→ Supplied material:

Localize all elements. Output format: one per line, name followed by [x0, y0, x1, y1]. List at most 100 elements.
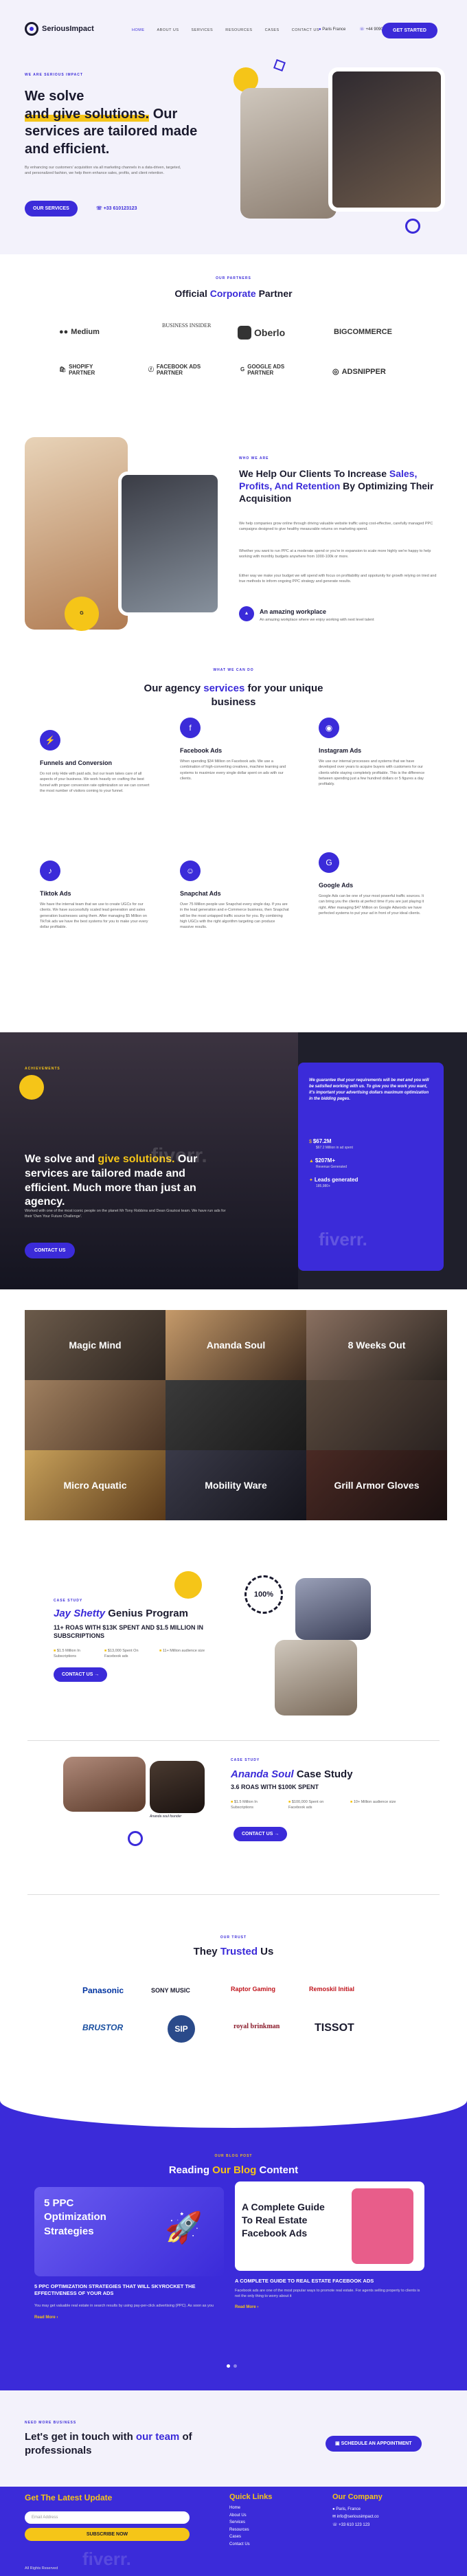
footer-link-resources[interactable]: Resources — [229, 2527, 250, 2534]
partners-section: OUR PARTNERS Official Corporate Partner … — [0, 254, 467, 432]
phone-icon: ☏ — [332, 2522, 339, 2527]
yellow-circle-decoration — [19, 1075, 44, 1100]
hero-phone[interactable]: ☏ +33 610123123 — [96, 206, 137, 212]
portfolio-8-weeks-out[interactable]: 8 Weeks Out — [306, 1310, 447, 1380]
client-logo-sip: SIP — [168, 2015, 195, 2043]
service-card-tiktok[interactable]: ♪ Tiktok Ads We have the internal team tha… — [40, 860, 150, 930]
blog-image-ppc: 5 PPC Optimization Strategies 🚀 — [34, 2187, 224, 2276]
adsnipper-icon: ◎ — [332, 368, 339, 376]
nav-cases[interactable]: CASES — [265, 28, 280, 33]
workplace-title: An amazing workplace — [260, 608, 327, 615]
hero-description: By enhancing our customers' acquisition … — [25, 166, 181, 176]
blog-card-real-estate[interactable]: A Complete Guide To Real Estate Facebook… — [235, 2181, 424, 2310]
google-icon: G — [319, 852, 339, 873]
footer-watermark: fiverr. — [82, 2549, 131, 2569]
panel-watermark: fiverr. — [319, 1229, 367, 1250]
achievements-section: ACHIEVEMENTS We solve and give solutions… — [0, 1032, 467, 1289]
services-section: WHAT WE CAN DO Our agency services for y… — [0, 668, 467, 1032]
ring-decoration — [405, 219, 420, 234]
client-logo-remoskil: Remoskil Initial — [309, 1986, 355, 1992]
service-card-facebook[interactable]: f Facebook Ads When spending $34 Million o… — [180, 718, 290, 781]
portfolio-micro-aquatic[interactable]: Micro Aquatic — [25, 1450, 166, 1520]
case2-headline: 3.6 ROAS WITH $100K SPENT — [231, 1784, 319, 1790]
carousel-dot[interactable] — [234, 2364, 237, 2368]
service-card-funnels[interactable]: ⚡ Funnels and Conversion Do not only Hide … — [40, 730, 150, 794]
users-icon: ✦ — [309, 1178, 315, 1183]
client-logo-sony-music: SONY MUSIC — [151, 1987, 190, 1994]
achievements-kicker: ACHIEVEMENTS — [25, 1067, 60, 1071]
footer-link-cases[interactable]: Cases — [229, 2533, 250, 2541]
partner-logo-shopify: 🛍 SHOPIFY PARTNER — [59, 364, 95, 376]
logo[interactable]: SeriousImpact — [25, 22, 94, 36]
newsletter-title: Get The Latest Update — [25, 2493, 113, 2502]
cta-section: NEED MORE BUSINESS Let's get in touch wi… — [0, 2390, 467, 2487]
jay-shetty-photo-2 — [275, 1640, 357, 1716]
read-more-link[interactable]: Read More › — [235, 2305, 424, 2310]
our-services-button[interactable]: OUR SERVICES — [25, 201, 78, 217]
portfolio-grill-armor-gloves[interactable]: Grill Armor Gloves — [306, 1450, 447, 1520]
blog-title: Reading Our Blog Content — [168, 2164, 299, 2176]
get-started-button[interactable]: GET STARTED — [382, 23, 437, 39]
portfolio-ananda-soul[interactable]: Ananda Soul — [166, 1310, 306, 1380]
portfolio-mobility-ware[interactable]: Mobility Ware — [166, 1450, 306, 1520]
nav-resources[interactable]: RESOURCES — [225, 28, 252, 33]
case2-contact-button[interactable]: CONTACT US → — [234, 1827, 288, 1842]
footer-link-services[interactable]: Services — [229, 2519, 250, 2527]
blog-kicker: OUR BLOG POST — [214, 2154, 253, 2158]
nav-contact[interactable]: CONTACT US — [292, 28, 319, 33]
service-card-snapchat[interactable]: ☺ Snapchat Ads Over 75 Million people use … — [180, 860, 290, 930]
hero-section: WE ARE SERIOUS IMPACT We solve and give s… — [0, 59, 467, 254]
ananda-soul-photo-2 — [150, 1761, 205, 1813]
hero-meeting-photo — [328, 67, 445, 212]
panel-text: We guarantee that your requirements will… — [309, 1078, 429, 1101]
schedule-appointment-button[interactable]: ▣ SCHEDULE AN APPOINTMENT — [326, 2436, 422, 2452]
footer-email[interactable]: ✉ info@seriousimpact.co — [332, 2513, 379, 2521]
footer-link-home[interactable]: Home — [229, 2505, 250, 2512]
partner-logo-google-ads: G GOOGLE ADS PARTNER — [240, 364, 285, 376]
blog-card-ppc[interactable]: 5 PPC Optimization Strategies 🚀 5 PPC OPT… — [34, 2187, 224, 2320]
trusted-section: OUR TRUST They Trusted Us Panasonic SONY… — [0, 1935, 467, 2100]
about-paragraph-2: Whether you want to run PPC at a moderat… — [239, 549, 431, 559]
header: SeriousImpact HOME ABOUT US SERVICES RES… — [0, 0, 467, 60]
facebook-icon: ⓕ — [148, 366, 154, 373]
quick-links: Home About Us Services Resources Cases C… — [229, 2505, 250, 2548]
case1-contact-button[interactable]: CONTACT US → — [54, 1667, 108, 1683]
service-card-google[interactable]: G Google Ads Google Ads can be one of your… — [319, 852, 429, 916]
achievements-description: Worked with one of the most iconic peopl… — [25, 1209, 226, 1219]
instagram-icon: ◉ — [319, 718, 339, 738]
footer-phone[interactable]: ☏ +33 610 123 123 — [332, 2522, 379, 2529]
location-text: ● Paris France — [319, 27, 346, 32]
case1-stat-3: ■ 11+ Million audience size — [159, 1649, 205, 1653]
case2-stat-2: ■ $100,000 Spent on Facebook ads — [288, 1800, 324, 1810]
hero-team-photo — [240, 88, 337, 219]
footer-link-contact[interactable]: Contact Us — [229, 2541, 250, 2549]
partner-logo-bigcommerce: BIGCOMMERCE — [334, 328, 392, 336]
client-logo-tissot: TISSOT — [315, 2022, 354, 2034]
nav-services[interactable]: SERVICES — [192, 28, 214, 33]
ring-decoration — [128, 1831, 143, 1846]
case2-stat-1: ■ $1.5 Million In Subscriptions — [231, 1800, 258, 1810]
portfolio-magic-mind[interactable]: Magic Mind — [25, 1310, 166, 1380]
client-logo-royal-brinkman: royal brinkman — [234, 2023, 280, 2030]
subscribe-button[interactable]: SUBSCRIBE NOW — [25, 2528, 190, 2542]
email-input[interactable]: Email Address — [25, 2511, 190, 2524]
carousel-dot[interactable] — [227, 2364, 230, 2368]
calendar-icon: ▣ — [335, 2441, 341, 2446]
carousel-dots — [227, 2364, 237, 2368]
nav-about[interactable]: ABOUT US — [157, 28, 179, 33]
shopify-icon: 🛍 — [59, 366, 67, 373]
service-card-instagram[interactable]: ◉ Instagram Ads We use our internal proces… — [319, 718, 429, 787]
partner-logo-oberlo: Oberlo — [238, 326, 285, 340]
read-more-link[interactable]: Read More › — [34, 2315, 224, 2320]
phone-icon: ☏ — [96, 206, 104, 211]
footer-link-about[interactable]: About Us — [229, 2512, 250, 2520]
phone-illustration — [352, 2188, 413, 2264]
stats-panel: We guarantee that your requirements will… — [298, 1063, 444, 1271]
watermark-text: fiverr. — [151, 1144, 207, 1167]
partners-kicker: OUR PARTNERS — [216, 276, 251, 280]
achievements-contact-button[interactable]: CONTACT US — [25, 1243, 76, 1259]
rocket-icon: 🚀 — [165, 2211, 203, 2245]
nav-home[interactable]: HOME — [132, 28, 145, 33]
footer-address: ● Paris, France — [332, 2507, 361, 2511]
case1-title: Jay Shetty Genius Program — [54, 1608, 188, 1619]
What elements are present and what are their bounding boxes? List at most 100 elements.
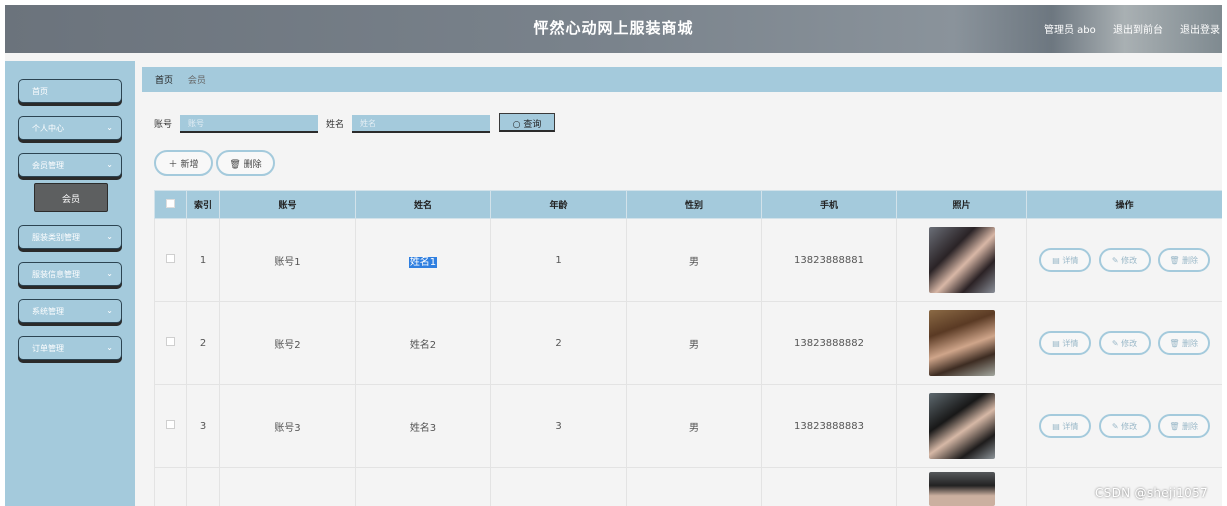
sidebar-item-home[interactable]: 首页 (18, 79, 122, 103)
row-select-cell[interactable] (154, 467, 187, 506)
sidebar-item-label: 服装类别管理 (32, 233, 80, 242)
pencil-icon: ✎ (1111, 256, 1119, 265)
sidebar-item-label: 服装信息管理 (32, 270, 80, 279)
name-cell: 姓名1 (355, 218, 491, 302)
column-header: 照片 (896, 190, 1027, 219)
account-search-input[interactable] (180, 115, 318, 133)
select-all-cell[interactable] (154, 190, 187, 219)
batch-delete-label: 删除 (243, 160, 262, 170)
delete-label: 删除 (1182, 422, 1199, 431)
app-window: 怦然心动网上服装商城 管理员 abo 退出到前台 退出登录 首页 个人中心 ⌄ … (5, 5, 1222, 506)
add-button[interactable]: ＋ 新增 (154, 150, 213, 176)
account-cell: 账号1 (219, 218, 356, 302)
add-button-label: 新增 (180, 160, 199, 170)
edit-button[interactable]: ✎ 修改 (1098, 414, 1151, 438)
back-to-front-link[interactable]: 退出到前台 (1113, 21, 1163, 36)
delete-button[interactable]: 🗑 删除 (1157, 331, 1210, 355)
detail-button[interactable]: ▤ 详情 (1039, 331, 1092, 355)
delete-button[interactable]: 🗑 删除 (1157, 248, 1210, 272)
index-cell (186, 467, 220, 506)
delete-label: 删除 (1182, 339, 1199, 348)
name-cell: 姓名3 (355, 384, 491, 468)
delete-button[interactable]: 🗑 删除 (1157, 414, 1210, 438)
phone-cell: 13823888881 (761, 218, 897, 302)
sidebar-item-member-management[interactable]: 会员管理 ⌄ (18, 153, 122, 177)
edit-label: 修改 (1121, 422, 1138, 431)
age-cell: 2 (490, 301, 627, 385)
chevron-down-icon: ⌄ (106, 269, 113, 278)
sidebar-item-label: 首页 (32, 87, 48, 96)
column-header: 操作 (1026, 190, 1222, 219)
pencil-icon: ✎ (1111, 422, 1119, 431)
plus-icon: ＋ (168, 160, 178, 170)
sidebar-item-system[interactable]: 系统管理 ⌄ (18, 299, 122, 323)
detail-button[interactable]: ▤ 详情 (1039, 248, 1092, 272)
site-title: 怦然心动网上服装商城 (533, 19, 694, 37)
index-cell: 2 (186, 301, 220, 385)
batch-delete-button[interactable]: 🗑 删除 (216, 150, 275, 176)
row-select-cell[interactable] (154, 218, 187, 302)
logout-link[interactable]: 退出登录 (1180, 21, 1220, 36)
sidebar-item-clothing-category[interactable]: 服装类别管理 ⌄ (18, 225, 122, 249)
name-cell: 姓名2 (355, 301, 491, 385)
row-select-cell[interactable] (154, 301, 187, 385)
column-header: 索引 (186, 190, 220, 219)
trash-icon: 🗑 (1169, 339, 1180, 348)
sidebar: 首页 个人中心 ⌄ 会员管理 ⌄ 会员 服装类别管理 ⌄ 服装信息管理 ⌄ 系统… (5, 61, 135, 506)
gender-cell (626, 467, 762, 506)
pencil-icon: ✎ (1111, 339, 1119, 348)
sidebar-item-label: 个人中心 (32, 124, 64, 133)
age-cell: 3 (490, 384, 627, 468)
chevron-down-icon: ⌄ (106, 306, 113, 315)
detail-label: 详情 (1062, 422, 1079, 431)
edit-button[interactable]: ✎ 修改 (1098, 248, 1151, 272)
account-label: 账号 (154, 120, 173, 130)
name-label: 姓名 (326, 120, 345, 130)
select-all-checkbox[interactable] (166, 198, 175, 208)
name-search-input[interactable] (352, 115, 490, 133)
age-cell: 1 (490, 218, 627, 302)
sidebar-item-personal-center[interactable]: 个人中心 ⌄ (18, 116, 122, 140)
gender-cell: 男 (626, 218, 762, 302)
sidebar-item-orders[interactable]: 订单管理 ⌄ (18, 336, 122, 360)
sidebar-subitem-label: 会员 (61, 195, 80, 205)
edit-label: 修改 (1121, 256, 1138, 265)
sidebar-item-label: 会员管理 (32, 161, 64, 170)
member-photo (928, 227, 995, 293)
member-table: 索引 账号 姓名 年龄 性别 手机 照片 操作 1 账号1 姓名1 1 男 13… (154, 190, 1222, 506)
account-cell: 账号3 (219, 384, 356, 468)
column-header: 年龄 (490, 190, 627, 219)
column-header: 姓名 (355, 190, 491, 219)
chevron-down-icon: ⌄ (106, 123, 113, 132)
delete-label: 删除 (1182, 256, 1199, 265)
phone-cell: 13823888883 (761, 384, 897, 468)
column-header: 账号 (219, 190, 356, 219)
query-button[interactable]: ○ 查询 (499, 113, 555, 132)
sidebar-item-label: 订单管理 (32, 344, 64, 353)
edit-button[interactable]: ✎ 修改 (1098, 331, 1151, 355)
sidebar-subitem-member[interactable]: 会员 (34, 183, 108, 212)
actions-cell: ▤ 详情 ✎ 修改 🗑 删除 (1026, 384, 1222, 468)
sidebar-item-label: 系统管理 (32, 307, 64, 316)
table-row: 1 账号1 姓名1 1 男 13823888881 ▤ 详情 ✎ 修改 🗑 删除 (154, 218, 1222, 302)
name-cell (355, 467, 491, 506)
sidebar-item-clothing-info[interactable]: 服装信息管理 ⌄ (18, 262, 122, 286)
age-cell (490, 467, 627, 506)
edit-label: 修改 (1121, 339, 1138, 348)
trash-icon: 🗑 (1169, 422, 1180, 431)
column-header: 手机 (761, 190, 897, 219)
chevron-down-icon: ⌄ (106, 160, 113, 169)
table-row: 2 账号2 姓名2 2 男 13823888882 ▤ 详情 ✎ 修改 🗑 删除 (154, 301, 1222, 385)
chevron-down-icon: ⌄ (106, 343, 113, 352)
row-checkbox[interactable] (166, 337, 175, 346)
breadcrumb-home[interactable]: 首页 (155, 76, 173, 86)
row-checkbox[interactable] (166, 420, 175, 429)
row-checkbox[interactable] (166, 254, 175, 263)
member-photo (928, 310, 995, 376)
detail-button[interactable]: ▤ 详情 (1039, 414, 1092, 438)
row-select-cell[interactable] (154, 384, 187, 468)
chevron-down-icon: ⌄ (106, 232, 113, 241)
query-button-label: 查询 (523, 120, 542, 130)
index-cell: 1 (186, 218, 220, 302)
account-cell: 账号2 (219, 301, 356, 385)
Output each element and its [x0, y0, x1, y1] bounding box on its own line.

→ Task requirements: Rewrite the lines between the one holding "footer-link-resources[interactable]: Resources —" and the one holding "blog-image-ppc: 5 PPC", inclusive, with "Corporate" changed to "Business" and nothing else altered. Give only those lines.

→ Correct answer:
footer-link-resources[interactable]: Resources — [229, 2527, 250, 2534]
partners-section: OUR PARTNERS Official Business Partner … — [0, 254, 467, 432]
phone-icon: ☏ — [332, 2522, 339, 2527]
yellow-circle-decoration — [19, 1075, 44, 1100]
hero-phone[interactable]: ☏ +33 610123123 — [96, 206, 137, 212]
portfolio-8-weeks-out[interactable]: 8 Weeks Out — [306, 1310, 447, 1380]
client-logo-sip: SIP — [168, 2015, 195, 2043]
service-card-tiktok[interactable]: ♪ Tiktok Ads We have the internal team tha… — [40, 860, 150, 930]
blog-image-ppc: 5 PPC Optimization Strategies 🚀 — [34, 2187, 224, 2276]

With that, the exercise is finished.